- Available records:
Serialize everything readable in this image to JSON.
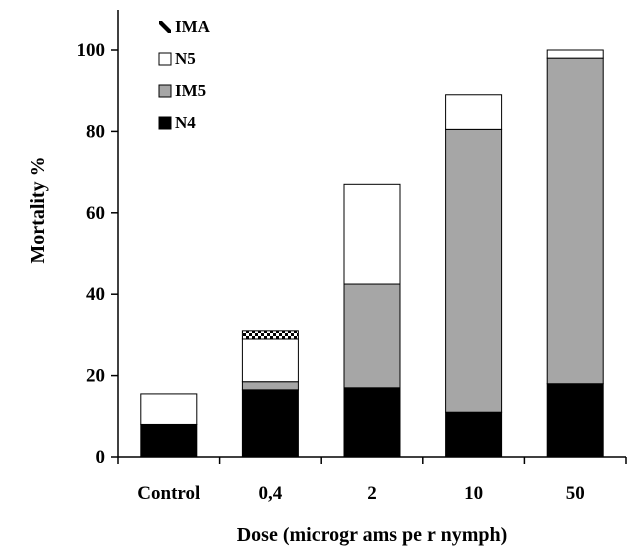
{
  "chart_data": {
    "type": "bar",
    "stacked": true,
    "categories": [
      "Control",
      "0,4",
      "2",
      "10",
      "50"
    ],
    "series": [
      {
        "name": "N4",
        "values": [
          8,
          16.5,
          17,
          11,
          18
        ],
        "color": "#000000",
        "pattern": "solid"
      },
      {
        "name": "IM5",
        "values": [
          0,
          2,
          25.5,
          69.5,
          80
        ],
        "color": "#a6a6a6",
        "pattern": "solid"
      },
      {
        "name": "N5",
        "values": [
          7.5,
          10.5,
          24.5,
          8.5,
          2
        ],
        "color": "#ffffff",
        "pattern": "solid"
      },
      {
        "name": "IMA",
        "values": [
          0,
          2,
          0,
          0,
          0
        ],
        "color": "#000000",
        "pattern": "checker"
      }
    ],
    "legend_order": [
      "IMA",
      "N5",
      "IM5",
      "N4"
    ],
    "legend_position": "top-left",
    "xlabel": "Dose (microgr ams pe r nymph)",
    "ylabel": "Mortality %",
    "ylim": [
      0,
      100
    ],
    "yticks": [
      0,
      20,
      40,
      60,
      80,
      100
    ],
    "grid": false
  }
}
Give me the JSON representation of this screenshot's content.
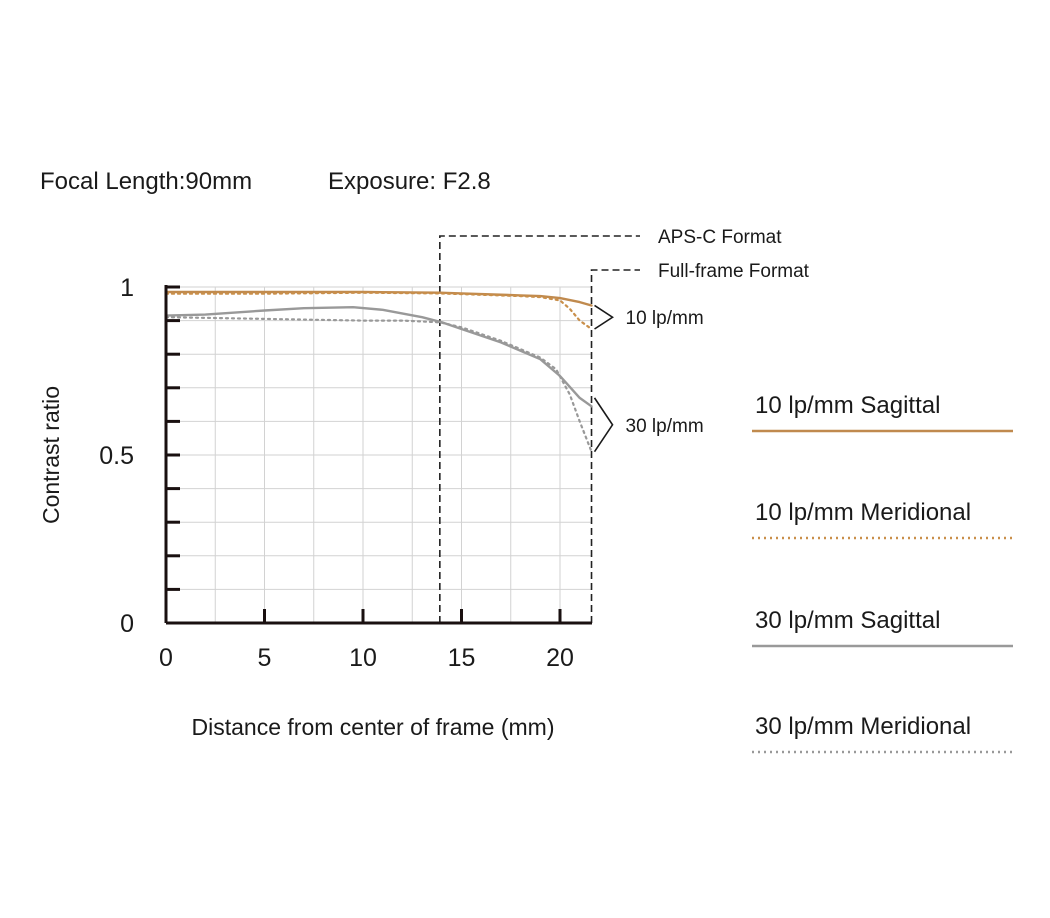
{
  "header": {
    "focal_length": "Focal Length:90mm",
    "exposure": "Exposure: F2.8"
  },
  "chart_data": {
    "type": "line",
    "xlabel": "Distance from center of frame (mm)",
    "ylabel": "Contrast ratio",
    "xlim": [
      0,
      21.6
    ],
    "ylim": [
      0,
      1
    ],
    "x_ticks": [
      {
        "value": 0,
        "label": "0"
      },
      {
        "value": 5,
        "label": "5"
      },
      {
        "value": 10,
        "label": "10"
      },
      {
        "value": 15,
        "label": "15"
      },
      {
        "value": 20,
        "label": "20"
      }
    ],
    "y_ticks": [
      {
        "value": 0,
        "label": "0"
      },
      {
        "value": 0.5,
        "label": "0.5"
      },
      {
        "value": 1,
        "label": "1"
      }
    ],
    "grid": true,
    "format_markers": [
      {
        "x": 13.9,
        "label": "APS-C Format"
      },
      {
        "x": 21.6,
        "label": "Full-frame Format"
      }
    ],
    "annotations": [
      {
        "label": "10 lp/mm",
        "x": 21.6,
        "y": 0.91
      },
      {
        "label": "30 lp/mm",
        "x": 21.6,
        "y": 0.58
      }
    ],
    "series": [
      {
        "name": "10 lp/mm Sagittal",
        "color": "#c08a4e",
        "style": "solid",
        "x": [
          0,
          2,
          5,
          10,
          13.9,
          15,
          18,
          19,
          20,
          21,
          21.6
        ],
        "y": [
          0.985,
          0.985,
          0.985,
          0.985,
          0.983,
          0.981,
          0.975,
          0.973,
          0.967,
          0.955,
          0.945
        ]
      },
      {
        "name": "10 lp/mm Meridional",
        "color": "#c98f4a",
        "style": "dotted",
        "x": [
          0,
          5,
          10,
          13.9,
          15,
          18,
          19,
          20,
          20.5,
          21,
          21.6
        ],
        "y": [
          0.98,
          0.98,
          0.983,
          0.981,
          0.979,
          0.973,
          0.97,
          0.96,
          0.935,
          0.9,
          0.875
        ]
      },
      {
        "name": "30 lp/mm Sagittal",
        "color": "#999999",
        "style": "solid",
        "x": [
          0,
          2,
          5,
          7,
          9.5,
          11,
          13,
          14,
          15,
          17,
          19,
          20,
          21,
          21.6
        ],
        "y": [
          0.915,
          0.918,
          0.93,
          0.937,
          0.94,
          0.932,
          0.91,
          0.895,
          0.875,
          0.835,
          0.785,
          0.735,
          0.67,
          0.645
        ]
      },
      {
        "name": "30 lp/mm Meridional",
        "color": "#999999",
        "style": "dotted",
        "x": [
          0,
          3,
          5,
          10,
          12,
          13.9,
          15,
          17,
          19,
          19.8,
          20.5,
          21,
          21.6
        ],
        "y": [
          0.91,
          0.907,
          0.905,
          0.9,
          0.9,
          0.895,
          0.88,
          0.84,
          0.79,
          0.755,
          0.68,
          0.6,
          0.51
        ]
      }
    ]
  }
}
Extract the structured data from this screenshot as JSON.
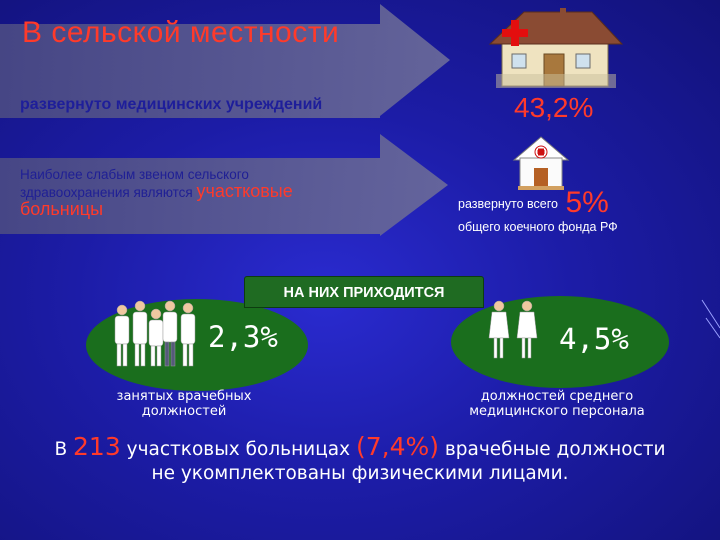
{
  "title": "В сельской местности",
  "arrow1_text": "развернуто медицинских учреждений",
  "arrow2": {
    "text": "Наиболее слабым звеном сельского здравоохранения являются",
    "highlight": "участковые больницы"
  },
  "hospital_share": "43,2%",
  "beds": {
    "prefix": "развернуто всего",
    "value": "5%",
    "suffix": "общего коечного фонда РФ"
  },
  "na_nih_label": "НА НИХ ПРИХОДИТСЯ",
  "doctors": {
    "value": "2,3%",
    "caption": "занятых врачебных должностей"
  },
  "nurses": {
    "value": "4,5%",
    "caption": "должностей среднего медицинского персонала"
  },
  "bottom": {
    "p1": "В ",
    "n1": "213",
    "p2": " участковых больницах ",
    "n2": "(7,4%)",
    "p3": " врачебные должности",
    "line2": "не укомплектованы физическими лицами."
  },
  "icons": [
    "clinic-building-icon",
    "small-clinic-icon",
    "medical-staff-group-icon",
    "nurses-pair-icon"
  ],
  "colors": {
    "background": "#1c1ca6",
    "accent": "#ff3a2a",
    "green": "#1a6e1d",
    "arrow": "#55558a"
  }
}
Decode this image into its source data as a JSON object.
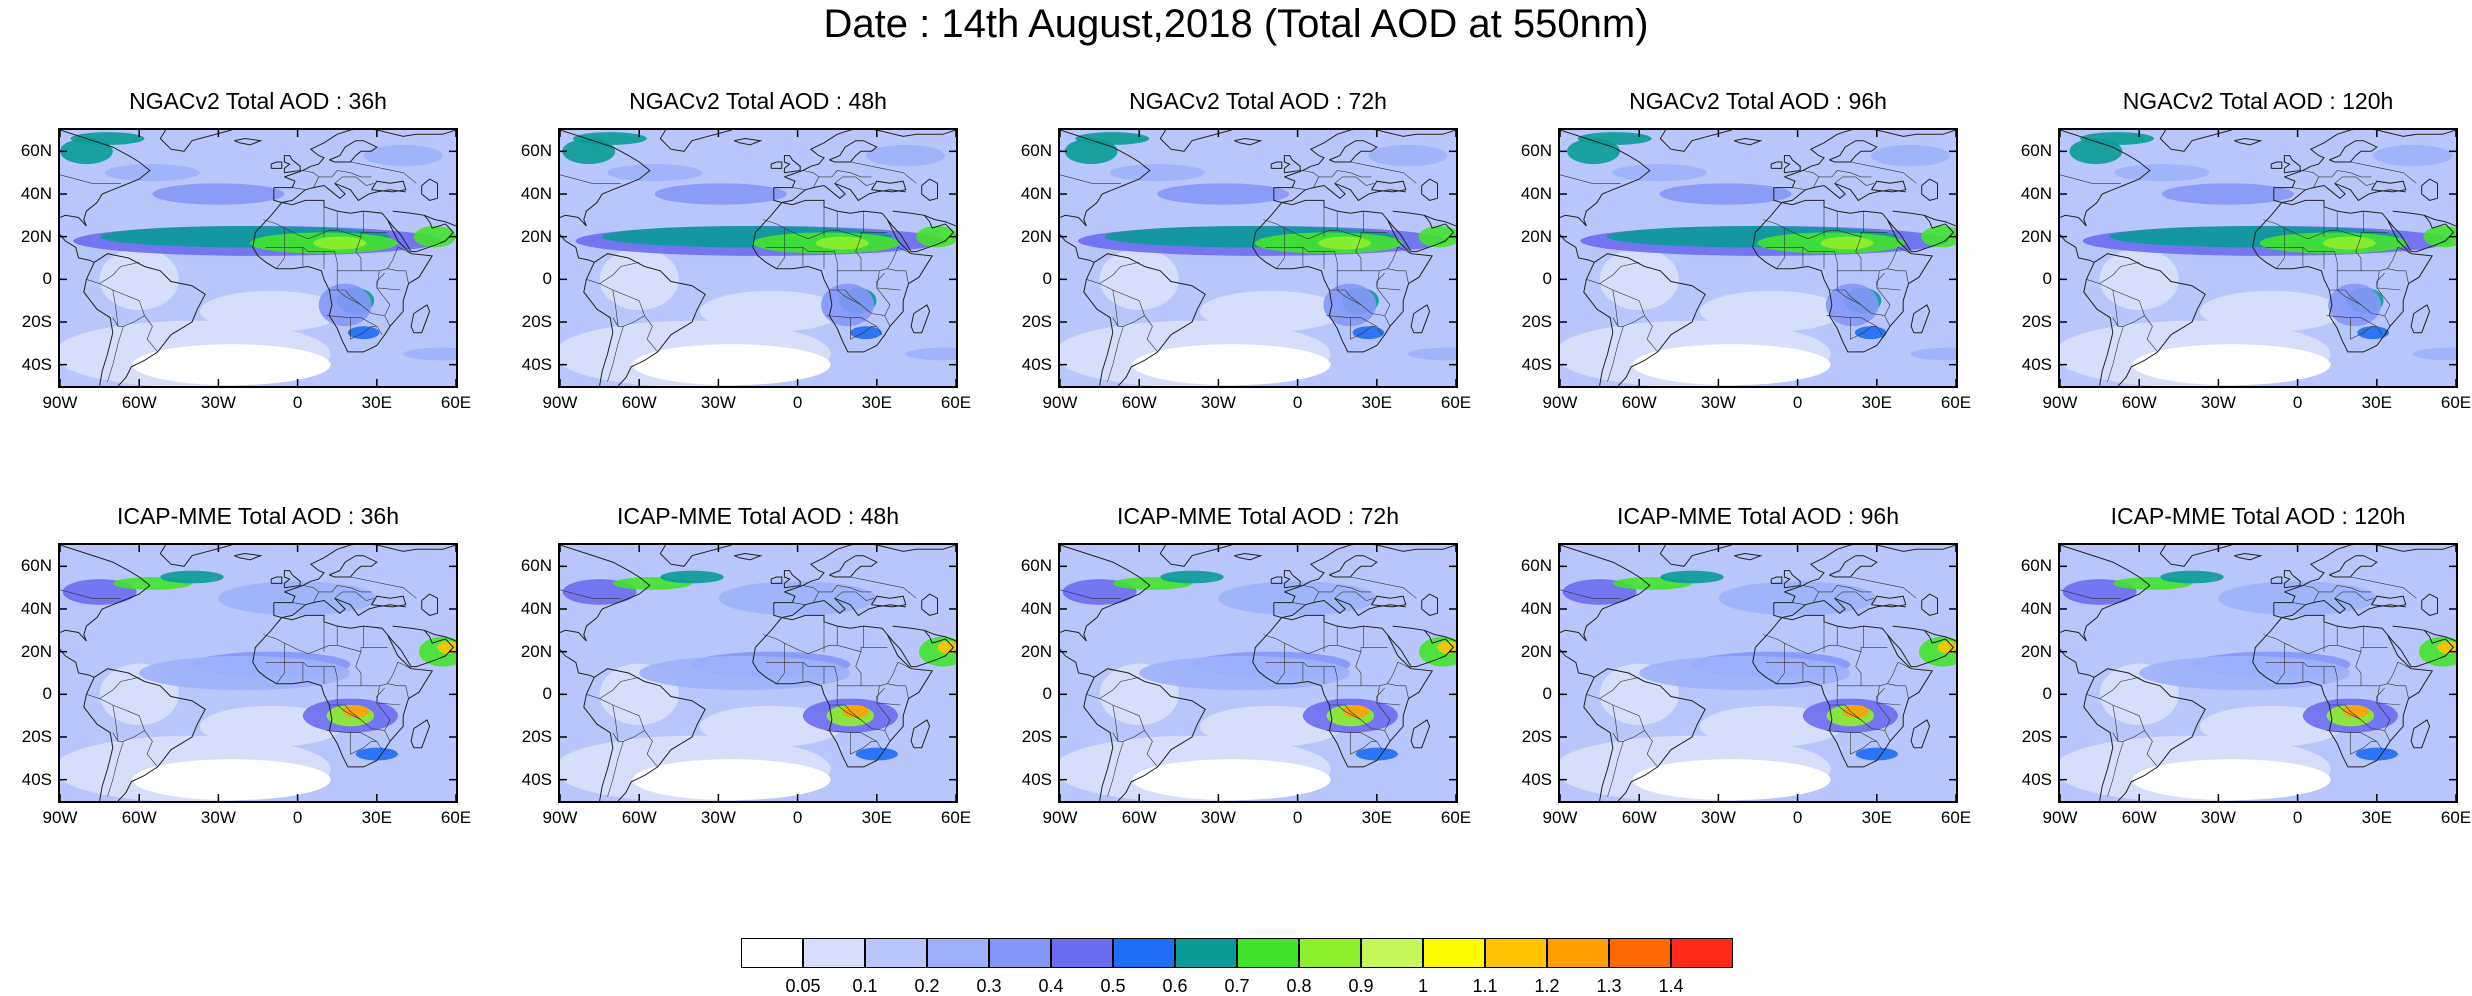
{
  "title": "Date : 14th August,2018 (Total AOD at 550nm)",
  "panels": [
    {
      "title": "NGACv2 Total AOD : 36h"
    },
    {
      "title": "NGACv2 Total AOD : 48h"
    },
    {
      "title": "NGACv2 Total AOD : 72h"
    },
    {
      "title": "NGACv2 Total AOD : 96h"
    },
    {
      "title": "NGACv2 Total AOD : 120h"
    },
    {
      "title": "ICAP-MME Total AOD : 36h"
    },
    {
      "title": "ICAP-MME Total AOD : 48h"
    },
    {
      "title": "ICAP-MME Total AOD : 72h"
    },
    {
      "title": "ICAP-MME Total AOD : 96h"
    },
    {
      "title": "ICAP-MME Total AOD : 120h"
    }
  ],
  "lat_ticks": [
    "60N",
    "40N",
    "20N",
    "0",
    "20S",
    "40S"
  ],
  "lon_ticks": [
    "90W",
    "60W",
    "30W",
    "0",
    "30E",
    "60E"
  ],
  "colorbar": {
    "labels": [
      "0.05",
      "0.1",
      "0.2",
      "0.3",
      "0.4",
      "0.5",
      "0.6",
      "0.7",
      "0.8",
      "0.9",
      "1",
      "1.1",
      "1.2",
      "1.3",
      "1.4"
    ],
    "colors": [
      "#ffffff",
      "#d6defc",
      "#b8c6fb",
      "#9db1fa",
      "#8497f6",
      "#6b6cf0",
      "#1f6cf5",
      "#0a9b97",
      "#42e32c",
      "#8ef02c",
      "#c5f65a",
      "#fffb00",
      "#ffc300",
      "#ff9e00",
      "#ff6a00",
      "#ff2a1a"
    ]
  },
  "chart_data": {
    "type": "heatmap",
    "variable": "Total AOD at 550nm",
    "date": "14th August,2018",
    "lon_range": [
      -90,
      60
    ],
    "lat_range": [
      -50,
      70
    ],
    "rows": [
      "NGACv2",
      "ICAP-MME"
    ],
    "forecast_hours": [
      "36h",
      "48h",
      "72h",
      "96h",
      "120h"
    ],
    "levels": [
      0.05,
      0.1,
      0.2,
      0.3,
      0.4,
      0.5,
      0.6,
      0.7,
      0.8,
      0.9,
      1,
      1.1,
      1.2,
      1.3,
      1.4
    ]
  }
}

- Goal: Retype the data above exactly; pictures are not part of the copy.

- Final result:
Serialize everything readable in this image to JSON.
{
  "chart_data": {
    "type": "bar",
    "stacked": true,
    "categories": [
      "Control",
      "0,4",
      "2",
      "10",
      "50"
    ],
    "series": [
      {
        "name": "N4",
        "values": [
          8,
          16.5,
          17,
          11,
          18
        ],
        "color": "#000000",
        "pattern": "solid"
      },
      {
        "name": "IM5",
        "values": [
          0,
          2,
          25.5,
          69.5,
          80
        ],
        "color": "#a6a6a6",
        "pattern": "solid"
      },
      {
        "name": "N5",
        "values": [
          7.5,
          10.5,
          24.5,
          8.5,
          2
        ],
        "color": "#ffffff",
        "pattern": "solid"
      },
      {
        "name": "IMA",
        "values": [
          0,
          2,
          0,
          0,
          0
        ],
        "color": "#000000",
        "pattern": "checker"
      }
    ],
    "legend_order": [
      "IMA",
      "N5",
      "IM5",
      "N4"
    ],
    "legend_position": "top-left",
    "xlabel": "Dose (microgr ams pe r nymph)",
    "ylabel": "Mortality %",
    "ylim": [
      0,
      100
    ],
    "yticks": [
      0,
      20,
      40,
      60,
      80,
      100
    ],
    "grid": false
  }
}
Give me the JSON representation of this screenshot's content.
{
  "header": {
    "focal_length": "Focal Length:90mm",
    "exposure": "Exposure: F2.8"
  },
  "chart_data": {
    "type": "line",
    "xlabel": "Distance from center of frame (mm)",
    "ylabel": "Contrast ratio",
    "xlim": [
      0,
      21.6
    ],
    "ylim": [
      0,
      1
    ],
    "x_ticks": [
      {
        "value": 0,
        "label": "0"
      },
      {
        "value": 5,
        "label": "5"
      },
      {
        "value": 10,
        "label": "10"
      },
      {
        "value": 15,
        "label": "15"
      },
      {
        "value": 20,
        "label": "20"
      }
    ],
    "y_ticks": [
      {
        "value": 0,
        "label": "0"
      },
      {
        "value": 0.5,
        "label": "0.5"
      },
      {
        "value": 1,
        "label": "1"
      }
    ],
    "grid": true,
    "format_markers": [
      {
        "x": 13.9,
        "label": "APS-C Format"
      },
      {
        "x": 21.6,
        "label": "Full-frame Format"
      }
    ],
    "annotations": [
      {
        "label": "10 lp/mm",
        "x": 21.6,
        "y": 0.91
      },
      {
        "label": "30 lp/mm",
        "x": 21.6,
        "y": 0.58
      }
    ],
    "series": [
      {
        "name": "10 lp/mm Sagittal",
        "color": "#c08a4e",
        "style": "solid",
        "x": [
          0,
          2,
          5,
          10,
          13.9,
          15,
          18,
          19,
          20,
          21,
          21.6
        ],
        "y": [
          0.985,
          0.985,
          0.985,
          0.985,
          0.983,
          0.981,
          0.975,
          0.973,
          0.967,
          0.955,
          0.945
        ]
      },
      {
        "name": "10 lp/mm Meridional",
        "color": "#c98f4a",
        "style": "dotted",
        "x": [
          0,
          5,
          10,
          13.9,
          15,
          18,
          19,
          20,
          20.5,
          21,
          21.6
        ],
        "y": [
          0.98,
          0.98,
          0.983,
          0.981,
          0.979,
          0.973,
          0.97,
          0.96,
          0.935,
          0.9,
          0.875
        ]
      },
      {
        "name": "30 lp/mm Sagittal",
        "color": "#999999",
        "style": "solid",
        "x": [
          0,
          2,
          5,
          7,
          9.5,
          11,
          13,
          14,
          15,
          17,
          19,
          20,
          21,
          21.6
        ],
        "y": [
          0.915,
          0.918,
          0.93,
          0.937,
          0.94,
          0.932,
          0.91,
          0.895,
          0.875,
          0.835,
          0.785,
          0.735,
          0.67,
          0.645
        ]
      },
      {
        "name": "30 lp/mm Meridional",
        "color": "#999999",
        "style": "dotted",
        "x": [
          0,
          3,
          5,
          10,
          12,
          13.9,
          15,
          17,
          19,
          19.8,
          20.5,
          21,
          21.6
        ],
        "y": [
          0.91,
          0.907,
          0.905,
          0.9,
          0.9,
          0.895,
          0.88,
          0.84,
          0.79,
          0.755,
          0.68,
          0.6,
          0.51
        ]
      }
    ]
  }
}
Extract the structured data from this screenshot as JSON.
{
  "title": "В сельской местности",
  "arrow1_text": "развернуто медицинских учреждений",
  "arrow2": {
    "text": "Наиболее слабым звеном сельского здравоохранения являются",
    "highlight": "участковые больницы"
  },
  "hospital_share": "43,2%",
  "beds": {
    "prefix": "развернуто всего",
    "value": "5%",
    "suffix": "общего коечного фонда РФ"
  },
  "na_nih_label": "НА НИХ ПРИХОДИТСЯ",
  "doctors": {
    "value": "2,3%",
    "caption": "занятых врачебных должностей"
  },
  "nurses": {
    "value": "4,5%",
    "caption": "должностей среднего медицинского персонала"
  },
  "bottom": {
    "p1": "В ",
    "n1": "213",
    "p2": " участковых больницах ",
    "n2": "(7,4%)",
    "p3": " врачебные должности",
    "line2": "не укомплектованы физическими лицами."
  },
  "icons": [
    "clinic-building-icon",
    "small-clinic-icon",
    "medical-staff-group-icon",
    "nurses-pair-icon"
  ],
  "colors": {
    "background": "#1c1ca6",
    "accent": "#ff3a2a",
    "green": "#1a6e1d",
    "arrow": "#55558a"
  }
}
Decode this image into its source data as a JSON object.
{
  "title": "Date : 14th August,2018 (Total AOD at 550nm)",
  "panels": [
    {
      "title": "NGACv2 Total AOD : 36h"
    },
    {
      "title": "NGACv2 Total AOD : 48h"
    },
    {
      "title": "NGACv2 Total AOD : 72h"
    },
    {
      "title": "NGACv2 Total AOD : 96h"
    },
    {
      "title": "NGACv2 Total AOD : 120h"
    },
    {
      "title": "ICAP-MME Total AOD : 36h"
    },
    {
      "title": "ICAP-MME Total AOD : 48h"
    },
    {
      "title": "ICAP-MME Total AOD : 72h"
    },
    {
      "title": "ICAP-MME Total AOD : 96h"
    },
    {
      "title": "ICAP-MME Total AOD : 120h"
    }
  ],
  "lat_ticks": [
    "60N",
    "40N",
    "20N",
    "0",
    "20S",
    "40S"
  ],
  "lon_ticks": [
    "90W",
    "60W",
    "30W",
    "0",
    "30E",
    "60E"
  ],
  "colorbar": {
    "labels": [
      "0.05",
      "0.1",
      "0.2",
      "0.3",
      "0.4",
      "0.5",
      "0.6",
      "0.7",
      "0.8",
      "0.9",
      "1",
      "1.1",
      "1.2",
      "1.3",
      "1.4"
    ],
    "colors": [
      "#ffffff",
      "#d6defc",
      "#b8c6fb",
      "#9db1fa",
      "#8497f6",
      "#6b6cf0",
      "#1f6cf5",
      "#0a9b97",
      "#42e32c",
      "#8ef02c",
      "#c5f65a",
      "#fffb00",
      "#ffc300",
      "#ff9e00",
      "#ff6a00",
      "#ff2a1a"
    ]
  },
  "chart_data": {
    "type": "heatmap",
    "variable": "Total AOD at 550nm",
    "date": "14th August,2018",
    "lon_range": [
      -90,
      60
    ],
    "lat_range": [
      -50,
      70
    ],
    "rows": [
      "NGACv2",
      "ICAP-MME"
    ],
    "forecast_hours": [
      "36h",
      "48h",
      "72h",
      "96h",
      "120h"
    ],
    "levels": [
      0.05,
      0.1,
      0.2,
      0.3,
      0.4,
      0.5,
      0.6,
      0.7,
      0.8,
      0.9,
      1,
      1.1,
      1.2,
      1.3,
      1.4
    ]
  }
}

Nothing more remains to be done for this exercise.